EXERCISE:
Copy out each line containing "xlabel" from the entries below.
************
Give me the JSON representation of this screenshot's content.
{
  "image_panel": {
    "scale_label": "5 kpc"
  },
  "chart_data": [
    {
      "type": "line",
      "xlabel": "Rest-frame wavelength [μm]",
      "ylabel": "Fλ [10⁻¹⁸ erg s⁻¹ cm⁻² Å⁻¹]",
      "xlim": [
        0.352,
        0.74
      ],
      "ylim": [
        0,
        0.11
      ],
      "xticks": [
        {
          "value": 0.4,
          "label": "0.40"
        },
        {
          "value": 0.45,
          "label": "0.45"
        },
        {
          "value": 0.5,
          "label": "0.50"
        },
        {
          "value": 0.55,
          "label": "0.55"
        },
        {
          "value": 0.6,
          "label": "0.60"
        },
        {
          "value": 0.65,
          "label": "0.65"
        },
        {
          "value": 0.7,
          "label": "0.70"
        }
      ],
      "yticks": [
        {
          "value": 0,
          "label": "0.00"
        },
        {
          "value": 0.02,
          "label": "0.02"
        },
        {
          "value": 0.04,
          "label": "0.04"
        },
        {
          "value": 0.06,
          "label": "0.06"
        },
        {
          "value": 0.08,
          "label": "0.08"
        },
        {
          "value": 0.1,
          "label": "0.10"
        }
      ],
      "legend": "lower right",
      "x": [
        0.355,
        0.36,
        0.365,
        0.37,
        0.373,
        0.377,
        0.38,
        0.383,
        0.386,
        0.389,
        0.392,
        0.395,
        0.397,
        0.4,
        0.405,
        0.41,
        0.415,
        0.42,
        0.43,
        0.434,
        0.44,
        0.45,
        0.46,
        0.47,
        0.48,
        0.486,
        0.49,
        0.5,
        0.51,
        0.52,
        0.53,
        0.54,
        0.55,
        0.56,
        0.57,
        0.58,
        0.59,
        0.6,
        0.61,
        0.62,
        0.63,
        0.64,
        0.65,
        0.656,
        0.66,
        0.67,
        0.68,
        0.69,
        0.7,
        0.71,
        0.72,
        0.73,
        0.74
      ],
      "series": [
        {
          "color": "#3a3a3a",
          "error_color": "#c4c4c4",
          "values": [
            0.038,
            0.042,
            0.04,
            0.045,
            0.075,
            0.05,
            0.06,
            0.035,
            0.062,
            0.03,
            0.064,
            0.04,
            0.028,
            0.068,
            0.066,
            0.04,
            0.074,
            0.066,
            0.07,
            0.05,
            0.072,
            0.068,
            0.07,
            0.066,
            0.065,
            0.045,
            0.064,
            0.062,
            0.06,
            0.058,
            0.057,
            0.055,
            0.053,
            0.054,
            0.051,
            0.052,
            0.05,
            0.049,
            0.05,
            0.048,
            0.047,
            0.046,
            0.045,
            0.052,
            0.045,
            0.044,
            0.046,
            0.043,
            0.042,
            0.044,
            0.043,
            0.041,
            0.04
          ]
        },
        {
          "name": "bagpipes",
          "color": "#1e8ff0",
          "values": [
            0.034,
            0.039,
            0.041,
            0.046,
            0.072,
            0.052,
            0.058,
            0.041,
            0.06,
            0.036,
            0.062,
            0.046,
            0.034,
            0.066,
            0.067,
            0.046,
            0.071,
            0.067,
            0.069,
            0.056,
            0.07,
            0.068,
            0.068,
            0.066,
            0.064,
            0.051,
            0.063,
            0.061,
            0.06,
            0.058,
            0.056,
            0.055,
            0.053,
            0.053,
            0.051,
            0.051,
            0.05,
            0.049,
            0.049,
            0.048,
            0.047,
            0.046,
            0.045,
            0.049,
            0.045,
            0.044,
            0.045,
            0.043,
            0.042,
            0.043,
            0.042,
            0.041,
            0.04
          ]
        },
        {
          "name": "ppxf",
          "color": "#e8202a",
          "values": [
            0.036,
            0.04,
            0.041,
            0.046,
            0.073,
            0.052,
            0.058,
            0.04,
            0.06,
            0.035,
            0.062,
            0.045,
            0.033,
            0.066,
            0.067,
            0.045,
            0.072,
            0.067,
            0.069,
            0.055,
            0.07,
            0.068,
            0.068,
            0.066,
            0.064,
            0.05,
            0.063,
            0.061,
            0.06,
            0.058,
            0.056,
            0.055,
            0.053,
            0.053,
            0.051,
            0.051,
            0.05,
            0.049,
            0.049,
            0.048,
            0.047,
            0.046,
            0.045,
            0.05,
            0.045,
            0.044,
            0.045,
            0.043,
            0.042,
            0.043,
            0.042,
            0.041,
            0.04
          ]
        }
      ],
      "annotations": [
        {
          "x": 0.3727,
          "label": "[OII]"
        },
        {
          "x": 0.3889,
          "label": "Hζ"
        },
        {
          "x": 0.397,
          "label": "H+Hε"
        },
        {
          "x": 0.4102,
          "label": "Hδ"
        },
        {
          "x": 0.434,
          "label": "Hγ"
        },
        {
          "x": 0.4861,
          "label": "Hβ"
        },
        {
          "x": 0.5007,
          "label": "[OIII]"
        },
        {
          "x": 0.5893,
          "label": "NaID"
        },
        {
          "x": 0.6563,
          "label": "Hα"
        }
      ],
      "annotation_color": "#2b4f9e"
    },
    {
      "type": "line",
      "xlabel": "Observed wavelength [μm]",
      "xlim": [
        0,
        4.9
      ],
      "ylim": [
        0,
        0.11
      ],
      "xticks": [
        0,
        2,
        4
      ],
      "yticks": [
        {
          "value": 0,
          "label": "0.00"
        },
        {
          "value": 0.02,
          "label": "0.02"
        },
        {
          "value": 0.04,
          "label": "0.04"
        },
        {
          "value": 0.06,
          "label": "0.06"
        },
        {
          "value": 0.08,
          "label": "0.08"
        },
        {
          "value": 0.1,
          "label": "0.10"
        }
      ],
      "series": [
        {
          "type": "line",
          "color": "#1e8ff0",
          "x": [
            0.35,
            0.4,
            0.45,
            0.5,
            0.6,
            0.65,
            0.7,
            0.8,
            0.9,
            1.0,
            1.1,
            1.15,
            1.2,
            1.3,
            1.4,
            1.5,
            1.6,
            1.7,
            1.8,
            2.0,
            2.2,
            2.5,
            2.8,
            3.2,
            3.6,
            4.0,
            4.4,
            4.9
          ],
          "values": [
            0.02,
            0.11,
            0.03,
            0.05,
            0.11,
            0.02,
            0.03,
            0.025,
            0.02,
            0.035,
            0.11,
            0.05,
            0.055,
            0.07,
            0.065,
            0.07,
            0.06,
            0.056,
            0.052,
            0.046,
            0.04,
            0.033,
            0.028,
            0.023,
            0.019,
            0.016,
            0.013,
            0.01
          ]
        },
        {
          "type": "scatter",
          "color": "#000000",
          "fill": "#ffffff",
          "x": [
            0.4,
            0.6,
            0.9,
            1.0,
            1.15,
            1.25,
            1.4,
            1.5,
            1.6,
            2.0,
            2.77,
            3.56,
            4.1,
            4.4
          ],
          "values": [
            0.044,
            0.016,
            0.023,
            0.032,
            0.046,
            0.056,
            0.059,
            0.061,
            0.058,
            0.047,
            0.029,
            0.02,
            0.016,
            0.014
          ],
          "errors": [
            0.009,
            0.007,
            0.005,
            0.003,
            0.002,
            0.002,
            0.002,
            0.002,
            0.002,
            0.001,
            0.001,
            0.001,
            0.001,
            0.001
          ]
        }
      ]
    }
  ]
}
************
ANSWER TO THIS PROBLEM:
      "xlabel": "Rest-frame wavelength [μm]",
      "xlabel": "Observed wavelength [μm]",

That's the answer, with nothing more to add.